━━━ Dataset entries
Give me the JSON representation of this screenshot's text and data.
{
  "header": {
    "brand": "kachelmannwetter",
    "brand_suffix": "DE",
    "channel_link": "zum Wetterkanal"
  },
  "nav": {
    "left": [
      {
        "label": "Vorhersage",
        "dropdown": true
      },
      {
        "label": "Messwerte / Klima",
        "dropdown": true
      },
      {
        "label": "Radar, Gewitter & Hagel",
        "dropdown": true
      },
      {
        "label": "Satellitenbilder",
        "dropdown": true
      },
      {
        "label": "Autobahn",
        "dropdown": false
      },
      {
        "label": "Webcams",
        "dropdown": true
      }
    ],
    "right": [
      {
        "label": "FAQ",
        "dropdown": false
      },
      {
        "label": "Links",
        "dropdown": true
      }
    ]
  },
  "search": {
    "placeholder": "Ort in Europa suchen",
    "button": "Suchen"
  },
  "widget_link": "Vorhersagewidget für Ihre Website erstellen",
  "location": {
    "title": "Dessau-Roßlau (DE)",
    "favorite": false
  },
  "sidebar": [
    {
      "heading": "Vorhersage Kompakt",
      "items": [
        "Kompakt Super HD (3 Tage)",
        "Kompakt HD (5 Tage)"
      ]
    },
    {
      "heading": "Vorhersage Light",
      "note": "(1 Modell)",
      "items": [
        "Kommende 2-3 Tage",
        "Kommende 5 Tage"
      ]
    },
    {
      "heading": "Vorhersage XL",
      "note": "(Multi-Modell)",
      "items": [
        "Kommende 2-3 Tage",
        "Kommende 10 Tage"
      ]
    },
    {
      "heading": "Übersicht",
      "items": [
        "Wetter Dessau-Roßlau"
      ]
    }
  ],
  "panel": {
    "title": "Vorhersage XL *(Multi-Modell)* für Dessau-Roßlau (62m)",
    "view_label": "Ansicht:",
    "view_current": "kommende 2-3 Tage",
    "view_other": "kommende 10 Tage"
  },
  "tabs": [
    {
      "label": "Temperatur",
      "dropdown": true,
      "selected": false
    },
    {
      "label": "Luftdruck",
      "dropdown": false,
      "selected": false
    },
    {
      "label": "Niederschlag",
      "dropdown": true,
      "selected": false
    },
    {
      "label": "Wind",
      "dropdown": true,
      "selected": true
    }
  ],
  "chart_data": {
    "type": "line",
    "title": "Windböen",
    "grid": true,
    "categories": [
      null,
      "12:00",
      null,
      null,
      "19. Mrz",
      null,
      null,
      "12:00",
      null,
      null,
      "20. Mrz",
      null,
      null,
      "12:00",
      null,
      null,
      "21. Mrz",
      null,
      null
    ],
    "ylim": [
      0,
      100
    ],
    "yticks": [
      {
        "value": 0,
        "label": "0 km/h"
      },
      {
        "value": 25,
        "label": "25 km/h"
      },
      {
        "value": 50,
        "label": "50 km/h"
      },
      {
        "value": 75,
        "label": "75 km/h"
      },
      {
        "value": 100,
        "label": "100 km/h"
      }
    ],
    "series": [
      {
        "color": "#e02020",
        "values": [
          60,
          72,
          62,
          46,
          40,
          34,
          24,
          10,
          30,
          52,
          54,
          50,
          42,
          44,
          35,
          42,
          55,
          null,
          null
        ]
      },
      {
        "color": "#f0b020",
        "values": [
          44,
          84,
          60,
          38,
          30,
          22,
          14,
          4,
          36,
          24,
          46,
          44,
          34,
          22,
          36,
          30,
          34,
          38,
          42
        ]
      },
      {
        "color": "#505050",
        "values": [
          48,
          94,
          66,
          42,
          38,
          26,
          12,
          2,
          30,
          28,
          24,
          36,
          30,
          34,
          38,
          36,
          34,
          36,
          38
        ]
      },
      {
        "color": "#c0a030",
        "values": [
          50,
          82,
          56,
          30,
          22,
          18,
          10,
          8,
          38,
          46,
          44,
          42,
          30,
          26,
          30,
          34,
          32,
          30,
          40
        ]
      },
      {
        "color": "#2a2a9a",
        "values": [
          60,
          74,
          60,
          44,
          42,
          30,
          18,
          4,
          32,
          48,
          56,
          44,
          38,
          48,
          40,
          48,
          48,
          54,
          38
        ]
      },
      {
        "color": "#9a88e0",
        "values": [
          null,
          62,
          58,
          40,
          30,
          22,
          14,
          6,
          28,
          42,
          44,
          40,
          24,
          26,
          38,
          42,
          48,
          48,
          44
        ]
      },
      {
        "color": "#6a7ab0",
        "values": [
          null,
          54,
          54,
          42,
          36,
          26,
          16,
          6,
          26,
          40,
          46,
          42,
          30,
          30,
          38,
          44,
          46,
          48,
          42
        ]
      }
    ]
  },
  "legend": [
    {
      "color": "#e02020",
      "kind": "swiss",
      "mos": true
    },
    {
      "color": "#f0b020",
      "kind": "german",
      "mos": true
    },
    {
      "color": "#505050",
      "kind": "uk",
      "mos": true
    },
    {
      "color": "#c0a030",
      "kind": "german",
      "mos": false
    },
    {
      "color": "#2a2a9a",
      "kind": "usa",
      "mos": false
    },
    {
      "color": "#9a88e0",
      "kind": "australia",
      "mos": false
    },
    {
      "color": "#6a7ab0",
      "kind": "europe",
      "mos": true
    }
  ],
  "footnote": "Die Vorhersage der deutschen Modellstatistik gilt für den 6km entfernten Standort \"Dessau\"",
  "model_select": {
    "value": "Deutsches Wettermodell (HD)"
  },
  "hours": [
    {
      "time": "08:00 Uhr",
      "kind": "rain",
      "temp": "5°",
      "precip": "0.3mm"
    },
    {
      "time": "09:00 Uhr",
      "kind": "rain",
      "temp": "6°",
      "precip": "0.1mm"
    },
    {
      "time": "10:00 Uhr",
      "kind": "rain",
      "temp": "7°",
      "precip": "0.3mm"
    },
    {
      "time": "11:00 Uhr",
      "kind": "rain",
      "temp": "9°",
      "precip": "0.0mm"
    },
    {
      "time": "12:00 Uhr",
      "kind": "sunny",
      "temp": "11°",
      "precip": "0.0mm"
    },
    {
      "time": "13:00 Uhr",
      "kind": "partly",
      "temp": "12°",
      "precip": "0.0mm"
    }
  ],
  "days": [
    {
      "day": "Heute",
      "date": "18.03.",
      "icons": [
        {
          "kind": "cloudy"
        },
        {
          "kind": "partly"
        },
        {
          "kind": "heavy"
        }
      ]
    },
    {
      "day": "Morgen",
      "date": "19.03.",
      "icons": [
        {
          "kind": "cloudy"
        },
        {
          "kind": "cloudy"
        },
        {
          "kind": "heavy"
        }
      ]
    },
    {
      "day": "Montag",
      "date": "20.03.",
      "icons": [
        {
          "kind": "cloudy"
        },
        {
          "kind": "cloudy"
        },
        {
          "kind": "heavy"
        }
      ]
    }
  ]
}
━━━━━━
[What you have to do]: Each of the records should be retyped exactly.

[Problem solution]:
Give me the JSON representation of this screenshot's text and data.
{
  "header": {
    "brand": "kachelmannwetter",
    "brand_suffix": "DE",
    "channel_link": "zum Wetterkanal"
  },
  "nav": {
    "left": [
      {
        "label": "Vorhersage",
        "dropdown": true
      },
      {
        "label": "Messwerte / Klima",
        "dropdown": true
      },
      {
        "label": "Radar, Gewitter & Hagel",
        "dropdown": true
      },
      {
        "label": "Satellitenbilder",
        "dropdown": true
      },
      {
        "label": "Autobahn",
        "dropdown": false
      },
      {
        "label": "Webcams",
        "dropdown": true
      }
    ],
    "right": [
      {
        "label": "FAQ",
        "dropdown": false
      },
      {
        "label": "Links",
        "dropdown": true
      }
    ]
  },
  "search": {
    "placeholder": "Ort in Europa suchen",
    "button": "Suchen"
  },
  "widget_link": "Vorhersagewidget für Ihre Website erstellen",
  "location": {
    "title": "Dessau-Roßlau (DE)",
    "favorite": false
  },
  "sidebar": [
    {
      "heading": "Vorhersage Kompakt",
      "items": [
        "Kompakt Super HD (3 Tage)",
        "Kompakt HD (5 Tage)"
      ]
    },
    {
      "heading": "Vorhersage Light",
      "note": "(1 Modell)",
      "items": [
        "Kommende 2-3 Tage",
        "Kommende 5 Tage"
      ]
    },
    {
      "heading": "Vorhersage XL",
      "note": "(Multi-Modell)",
      "items": [
        "Kommende 2-3 Tage",
        "Kommende 10 Tage"
      ]
    },
    {
      "heading": "Übersicht",
      "items": [
        "Wetter Dessau-Roßlau"
      ]
    }
  ],
  "panel": {
    "title": "Vorhersage XL *(Multi-Modell)* für Dessau-Roßlau (62m)",
    "view_label": "Ansicht:",
    "view_current": "kommende 2-3 Tage",
    "view_other": "kommende 10 Tage"
  },
  "tabs": [
    {
      "label": "Temperatur",
      "dropdown": true,
      "selected": false
    },
    {
      "label": "Luftdruck",
      "dropdown": false,
      "selected": false
    },
    {
      "label": "Niederschlag",
      "dropdown": true,
      "selected": false
    },
    {
      "label": "Wind",
      "dropdown": true,
      "selected": true
    }
  ],
  "chart_data": {
    "type": "line",
    "title": "Windböen",
    "grid": true,
    "categories": [
      null,
      "12:00",
      null,
      null,
      "19. Mrz",
      null,
      null,
      "12:00",
      null,
      null,
      "20. Mrz",
      null,
      null,
      "12:00",
      null,
      null,
      "21. Mrz",
      null,
      null
    ],
    "ylim": [
      0,
      100
    ],
    "yticks": [
      {
        "value": 0,
        "label": "0 km/h"
      },
      {
        "value": 25,
        "label": "25 km/h"
      },
      {
        "value": 50,
        "label": "50 km/h"
      },
      {
        "value": 75,
        "label": "75 km/h"
      },
      {
        "value": 100,
        "label": "100 km/h"
      }
    ],
    "series": [
      {
        "color": "#e02020",
        "values": [
          60,
          72,
          62,
          46,
          40,
          34,
          24,
          10,
          30,
          52,
          54,
          50,
          42,
          44,
          35,
          42,
          55,
          null,
          null
        ]
      },
      {
        "color": "#f0b020",
        "values": [
          44,
          84,
          60,
          38,
          30,
          22,
          14,
          4,
          36,
          24,
          46,
          44,
          34,
          22,
          36,
          30,
          34,
          38,
          42
        ]
      },
      {
        "color": "#505050",
        "values": [
          48,
          94,
          66,
          42,
          38,
          26,
          12,
          2,
          30,
          28,
          24,
          36,
          30,
          34,
          38,
          36,
          34,
          36,
          38
        ]
      },
      {
        "color": "#c0a030",
        "values": [
          50,
          82,
          56,
          30,
          22,
          18,
          10,
          8,
          38,
          46,
          44,
          42,
          30,
          26,
          30,
          34,
          32,
          30,
          40
        ]
      },
      {
        "color": "#2a2a9a",
        "values": [
          60,
          74,
          60,
          44,
          42,
          30,
          18,
          4,
          32,
          48,
          56,
          44,
          38,
          48,
          40,
          48,
          48,
          54,
          38
        ]
      },
      {
        "color": "#9a88e0",
        "values": [
          null,
          62,
          58,
          40,
          30,
          22,
          14,
          6,
          28,
          42,
          44,
          40,
          24,
          26,
          38,
          42,
          48,
          48,
          44
        ]
      },
      {
        "color": "#6a7ab0",
        "values": [
          null,
          54,
          54,
          42,
          36,
          26,
          16,
          6,
          26,
          40,
          46,
          42,
          30,
          30,
          38,
          44,
          46,
          48,
          42
        ]
      }
    ]
  },
  "legend": [
    {
      "color": "#e02020",
      "kind": "swiss",
      "mos": true
    },
    {
      "color": "#f0b020",
      "kind": "german",
      "mos": true
    },
    {
      "color": "#505050",
      "kind": "uk",
      "mos": true
    },
    {
      "color": "#c0a030",
      "kind": "german",
      "mos": false
    },
    {
      "color": "#2a2a9a",
      "kind": "usa",
      "mos": false
    },
    {
      "color": "#9a88e0",
      "kind": "australia",
      "mos": false
    },
    {
      "color": "#6a7ab0",
      "kind": "europe",
      "mos": true
    }
  ],
  "footnote": "Die Vorhersage der deutschen Modellstatistik gilt für den 6km entfernten Standort \"Dessau\"",
  "model_select": {
    "value": "Deutsches Wettermodell (HD)"
  },
  "hours": [
    {
      "time": "08:00 Uhr",
      "kind": "rain",
      "temp": "5°",
      "precip": "0.3mm"
    },
    {
      "time": "09:00 Uhr",
      "kind": "rain",
      "temp": "6°",
      "precip": "0.1mm"
    },
    {
      "time": "10:00 Uhr",
      "kind": "rain",
      "temp": "7°",
      "precip": "0.3mm"
    },
    {
      "time": "11:00 Uhr",
      "kind": "rain",
      "temp": "9°",
      "precip": "0.0mm"
    },
    {
      "time": "12:00 Uhr",
      "kind": "sunny",
      "temp": "11°",
      "precip": "0.0mm"
    },
    {
      "time": "13:00 Uhr",
      "kind": "partly",
      "temp": "12°",
      "precip": "0.0mm"
    }
  ],
  "days": [
    {
      "day": "Heute",
      "date": "18.03.",
      "icons": [
        {
          "kind": "cloudy"
        },
        {
          "kind": "partly"
        },
        {
          "kind": "heavy"
        }
      ]
    },
    {
      "day": "Morgen",
      "date": "19.03.",
      "icons": [
        {
          "kind": "cloudy"
        },
        {
          "kind": "cloudy"
        },
        {
          "kind": "heavy"
        }
      ]
    },
    {
      "day": "Montag",
      "date": "20.03.",
      "icons": [
        {
          "kind": "cloudy"
        },
        {
          "kind": "cloudy"
        },
        {
          "kind": "heavy"
        }
      ]
    }
  ]
}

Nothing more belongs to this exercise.